Stored data:

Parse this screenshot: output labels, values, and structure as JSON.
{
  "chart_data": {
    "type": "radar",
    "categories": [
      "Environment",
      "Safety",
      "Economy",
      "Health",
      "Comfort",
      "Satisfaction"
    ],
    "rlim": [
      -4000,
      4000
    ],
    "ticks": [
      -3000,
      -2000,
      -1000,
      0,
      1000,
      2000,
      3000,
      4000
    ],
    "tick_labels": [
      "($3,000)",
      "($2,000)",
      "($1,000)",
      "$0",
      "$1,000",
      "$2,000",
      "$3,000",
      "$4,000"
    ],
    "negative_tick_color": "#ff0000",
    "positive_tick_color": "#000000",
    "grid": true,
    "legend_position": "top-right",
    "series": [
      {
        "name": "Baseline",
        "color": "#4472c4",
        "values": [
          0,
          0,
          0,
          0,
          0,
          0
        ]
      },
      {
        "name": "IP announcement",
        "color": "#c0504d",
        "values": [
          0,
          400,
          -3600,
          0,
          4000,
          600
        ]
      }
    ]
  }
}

Exercise instructions:
Among the records above, how many lines carry the string "name"? Reply with the number alone.

Reply to the exercise:
2